■ Written problem: Recast the records from the line with "list-item-text: : Our experts" to the line with "list-item-text: : Our expert counselors", both included, as a Markdown table with two columns: Row, holding a running row number, and Record line, holding the line itself. Leave out any blank lines.

■ Stored records:
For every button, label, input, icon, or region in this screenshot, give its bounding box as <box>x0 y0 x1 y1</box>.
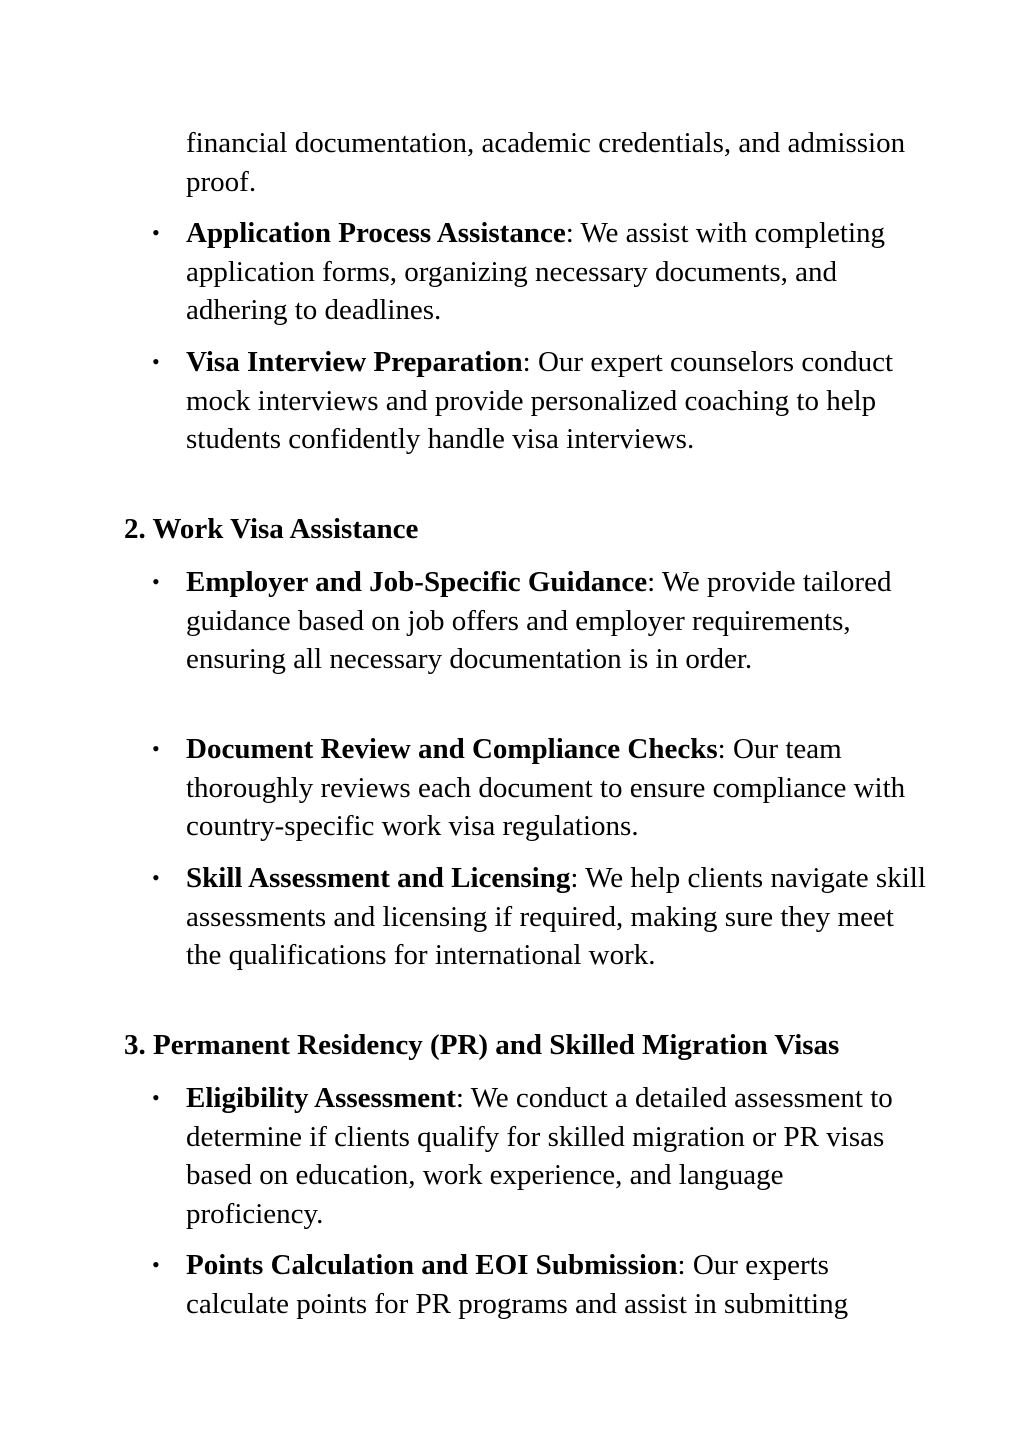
list-item-text: : Our experts calculate points for PR programs and assist in submitting <box>186 1249 849 1320</box>
list-item-text: : We conduct a detailed assessment to determine if clients qualify for skilled migration or PR visas based on education, work experience, and language proficiency. <box>186 1082 893 1230</box>
list-item <box>186 859 926 975</box>
bullet-icon: • <box>152 349 160 374</box>
list-item-term: Document Review and Compliance Checks <box>186 733 718 765</box>
continuation-paragraph <box>186 124 926 201</box>
list-item <box>186 730 926 846</box>
list-item-text: : We help clients navigate skill assessments and licensing if required, making sure they meet the qualifications for international work. <box>186 862 926 972</box>
list-item <box>186 1079 926 1233</box>
section-heading: 2. Work Visa Assistance <box>124 513 419 545</box>
list-item-text: : Our expert counselors conduct mock interviews and provide personalized coaching to help students confidently handle visa interviews. <box>186 346 894 456</box>
list-item-term: Application Process Assistance <box>186 217 566 249</box>
list-item <box>186 214 926 330</box>
list-item-term: Employer and Job-Specific Guidance <box>186 566 648 598</box>
list-item <box>186 563 926 679</box>
list-item <box>186 1246 926 1323</box>
list-item-text: : Our team thoroughly reviews each document to ensure compliance with country-specific work visa regulations. <box>186 733 906 843</box>
list-item-text: : We provide tailored guidance based on job offers and employer requirements, ensuring all necessary documentation is in order. <box>186 566 892 676</box>
list-item-term: Points Calculation and EOI Submission <box>186 1249 678 1281</box>
list-item-term: Eligibility Assessment <box>186 1082 456 1114</box>
list-item-text: : We assist with completing application forms, organizing necessary documents, and adhering to deadlines. <box>186 217 886 327</box>
list-item <box>186 343 926 459</box>
bullet-icon: • <box>152 1252 160 1277</box>
bullet-icon: • <box>152 1085 160 1110</box>
section-heading: 3. Permanent Residency (PR) and Skilled Migration Visas <box>124 1029 840 1061</box>
continuation-text: financial documentation, academic credentials, and admission proof. <box>186 127 906 198</box>
bullet-icon: • <box>152 220 160 245</box>
bullet-icon: • <box>152 736 160 761</box>
list-item-term: Skill Assessment and Licensing <box>186 862 571 894</box>
bullet-icon: • <box>152 865 160 890</box>
bullet-icon: • <box>152 569 160 594</box>
list-item-term: Visa Interview Preparation <box>186 346 523 378</box>
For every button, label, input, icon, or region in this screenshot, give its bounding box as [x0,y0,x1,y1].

■ In response:
| Row | Record line |
|---|---|
| 1 | list-item-text: : Our experts calculate points for PR programs and assist in submitting <box>186 1249 849 1320</box> |
| 2 | list-item-text: : We conduct a detailed assessment to determine if clients qualify for skilled migration or PR visas based on education, work experience, and language proficiency. <box>186 1082 893 1230</box> |
| 3 | list-item <box>186 859 926 975</box> |
| 4 | bullet-icon: • <box>152 349 160 374</box> |
| 5 | list-item-term: Document Review and Compliance Checks <box>186 733 718 765</box> |
| 6 | continuation-paragraph <box>186 124 926 201</box> |
| 7 | list-item <box>186 730 926 846</box> |
| 8 | list-item-text: : We help clients navigate skill assessments and licensing if required, making sure they meet the qualifications for international work. <box>186 862 926 972</box> |
| 9 | list-item <box>186 1079 926 1233</box> |
| 10 | section-heading: 2. Work Visa Assistance <box>124 513 419 545</box> |
| 11 | list-item-text: : Our expert counselors conduct mock interviews and provide personalized coaching to help students confidently handle visa interviews. <box>186 346 894 456</box> |